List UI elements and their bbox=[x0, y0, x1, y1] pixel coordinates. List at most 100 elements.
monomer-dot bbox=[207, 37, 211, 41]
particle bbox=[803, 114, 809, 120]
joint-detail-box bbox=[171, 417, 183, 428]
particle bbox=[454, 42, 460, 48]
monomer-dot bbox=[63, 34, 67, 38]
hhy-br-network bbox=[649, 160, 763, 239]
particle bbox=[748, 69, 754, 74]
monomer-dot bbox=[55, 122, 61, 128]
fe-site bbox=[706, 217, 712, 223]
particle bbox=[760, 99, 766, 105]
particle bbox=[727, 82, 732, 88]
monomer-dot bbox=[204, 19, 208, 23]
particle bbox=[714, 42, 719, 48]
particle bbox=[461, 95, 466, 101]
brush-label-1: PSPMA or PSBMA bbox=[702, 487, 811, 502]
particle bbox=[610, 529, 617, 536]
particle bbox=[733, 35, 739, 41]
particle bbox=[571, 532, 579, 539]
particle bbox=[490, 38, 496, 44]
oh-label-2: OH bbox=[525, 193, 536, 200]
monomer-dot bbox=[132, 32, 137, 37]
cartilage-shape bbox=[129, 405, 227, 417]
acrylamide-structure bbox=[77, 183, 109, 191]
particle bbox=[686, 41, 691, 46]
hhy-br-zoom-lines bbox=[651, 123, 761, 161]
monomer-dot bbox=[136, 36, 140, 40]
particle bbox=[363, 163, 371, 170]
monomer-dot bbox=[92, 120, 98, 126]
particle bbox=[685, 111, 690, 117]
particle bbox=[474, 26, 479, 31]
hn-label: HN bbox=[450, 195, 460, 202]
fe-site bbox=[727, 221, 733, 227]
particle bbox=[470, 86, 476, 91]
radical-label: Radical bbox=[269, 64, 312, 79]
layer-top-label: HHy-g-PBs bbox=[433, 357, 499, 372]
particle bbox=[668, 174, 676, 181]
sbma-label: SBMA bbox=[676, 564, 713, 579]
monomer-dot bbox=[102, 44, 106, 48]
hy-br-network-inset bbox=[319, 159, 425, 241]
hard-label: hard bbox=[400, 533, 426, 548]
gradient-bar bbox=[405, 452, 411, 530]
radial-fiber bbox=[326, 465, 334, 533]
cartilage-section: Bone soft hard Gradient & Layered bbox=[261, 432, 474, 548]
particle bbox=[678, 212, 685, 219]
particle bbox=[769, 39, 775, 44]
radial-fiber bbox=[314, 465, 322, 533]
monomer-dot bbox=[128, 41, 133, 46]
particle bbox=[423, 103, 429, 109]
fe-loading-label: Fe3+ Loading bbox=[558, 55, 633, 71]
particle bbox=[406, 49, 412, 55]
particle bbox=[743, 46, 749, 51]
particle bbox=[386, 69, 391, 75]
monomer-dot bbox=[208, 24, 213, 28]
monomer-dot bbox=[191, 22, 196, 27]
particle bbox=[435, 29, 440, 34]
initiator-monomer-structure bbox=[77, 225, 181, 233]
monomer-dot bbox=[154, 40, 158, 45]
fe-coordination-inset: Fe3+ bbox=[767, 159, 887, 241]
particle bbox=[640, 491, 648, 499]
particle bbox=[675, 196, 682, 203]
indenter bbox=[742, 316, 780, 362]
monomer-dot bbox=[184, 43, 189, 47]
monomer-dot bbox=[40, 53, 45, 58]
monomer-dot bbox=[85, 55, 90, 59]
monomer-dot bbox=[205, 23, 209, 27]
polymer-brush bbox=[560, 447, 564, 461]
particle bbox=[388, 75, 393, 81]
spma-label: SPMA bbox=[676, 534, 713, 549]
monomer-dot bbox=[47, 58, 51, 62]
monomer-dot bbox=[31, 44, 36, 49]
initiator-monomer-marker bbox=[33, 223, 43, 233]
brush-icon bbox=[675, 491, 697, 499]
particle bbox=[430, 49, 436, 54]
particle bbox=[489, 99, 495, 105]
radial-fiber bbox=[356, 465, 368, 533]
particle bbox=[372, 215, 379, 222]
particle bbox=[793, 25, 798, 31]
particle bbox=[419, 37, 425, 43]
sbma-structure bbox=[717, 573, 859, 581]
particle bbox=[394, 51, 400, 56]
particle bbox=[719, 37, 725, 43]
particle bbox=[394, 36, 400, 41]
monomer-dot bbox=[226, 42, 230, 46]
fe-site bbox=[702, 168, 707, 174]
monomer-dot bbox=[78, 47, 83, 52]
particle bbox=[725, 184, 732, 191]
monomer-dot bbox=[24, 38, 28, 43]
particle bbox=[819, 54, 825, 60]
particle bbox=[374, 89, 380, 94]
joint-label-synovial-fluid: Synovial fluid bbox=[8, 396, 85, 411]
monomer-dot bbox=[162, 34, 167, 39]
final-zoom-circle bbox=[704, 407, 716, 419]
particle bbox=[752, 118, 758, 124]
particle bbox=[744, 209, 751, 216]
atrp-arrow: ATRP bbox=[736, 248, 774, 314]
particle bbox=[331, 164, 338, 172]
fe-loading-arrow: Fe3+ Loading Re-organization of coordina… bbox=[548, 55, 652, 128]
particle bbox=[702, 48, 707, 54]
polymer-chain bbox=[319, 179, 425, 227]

- - -

INSTRUCTIONS TO FOLLOW - Take the listing from its first line through the line containing "particle bbox=[435, 29, 440, 34]". Rewrite those lines with "monomer-dot" swapped for "monomer-bead" and everything else left as it is.

OUTPUT -
List UI elements and their bbox=[x0, y0, x1, y1] pixel coordinates. List at most 100 elements.
monomer-bead bbox=[207, 37, 211, 41]
particle bbox=[803, 114, 809, 120]
joint-detail-box bbox=[171, 417, 183, 428]
particle bbox=[454, 42, 460, 48]
monomer-bead bbox=[63, 34, 67, 38]
hhy-br-network bbox=[649, 160, 763, 239]
particle bbox=[748, 69, 754, 74]
monomer-bead bbox=[55, 122, 61, 128]
fe-site bbox=[706, 217, 712, 223]
particle bbox=[760, 99, 766, 105]
particle bbox=[727, 82, 732, 88]
monomer-bead bbox=[204, 19, 208, 23]
particle bbox=[714, 42, 719, 48]
particle bbox=[461, 95, 466, 101]
brush-label-1: PSPMA or PSBMA bbox=[702, 487, 811, 502]
particle bbox=[610, 529, 617, 536]
particle bbox=[733, 35, 739, 41]
particle bbox=[571, 532, 579, 539]
particle bbox=[490, 38, 496, 44]
oh-label-2: OH bbox=[525, 193, 536, 200]
monomer-bead bbox=[132, 32, 137, 37]
cartilage-shape bbox=[129, 405, 227, 417]
acrylamide-structure bbox=[77, 183, 109, 191]
particle bbox=[686, 41, 691, 46]
hhy-br-zoom-lines bbox=[651, 123, 761, 161]
monomer-bead bbox=[136, 36, 140, 40]
particle bbox=[363, 163, 371, 170]
monomer-bead bbox=[92, 120, 98, 126]
particle bbox=[685, 111, 690, 117]
particle bbox=[474, 26, 479, 31]
hn-label: HN bbox=[450, 195, 460, 202]
fe-site bbox=[727, 221, 733, 227]
particle bbox=[470, 86, 476, 91]
radical-label: Radical bbox=[269, 64, 312, 79]
layer-top-label: HHy-g-PBs bbox=[433, 357, 499, 372]
particle bbox=[668, 174, 676, 181]
sbma-label: SBMA bbox=[676, 564, 713, 579]
monomer-bead bbox=[102, 44, 106, 48]
hy-br-network-inset bbox=[319, 159, 425, 241]
hard-label: hard bbox=[400, 533, 426, 548]
gradient-bar bbox=[405, 452, 411, 530]
radial-fiber bbox=[326, 465, 334, 533]
cartilage-section: Bone soft hard Gradient & Layered bbox=[261, 432, 474, 548]
particle bbox=[678, 212, 685, 219]
particle bbox=[769, 39, 775, 44]
radial-fiber bbox=[314, 465, 322, 533]
monomer-bead bbox=[128, 41, 133, 46]
particle bbox=[423, 103, 429, 109]
fe-loading-label: Fe3+ Loading bbox=[558, 55, 633, 71]
particle bbox=[406, 49, 412, 55]
particle bbox=[743, 46, 749, 51]
particle bbox=[386, 69, 391, 75]
monomer-bead bbox=[208, 24, 213, 28]
monomer-bead bbox=[191, 22, 196, 27]
particle bbox=[435, 29, 440, 34]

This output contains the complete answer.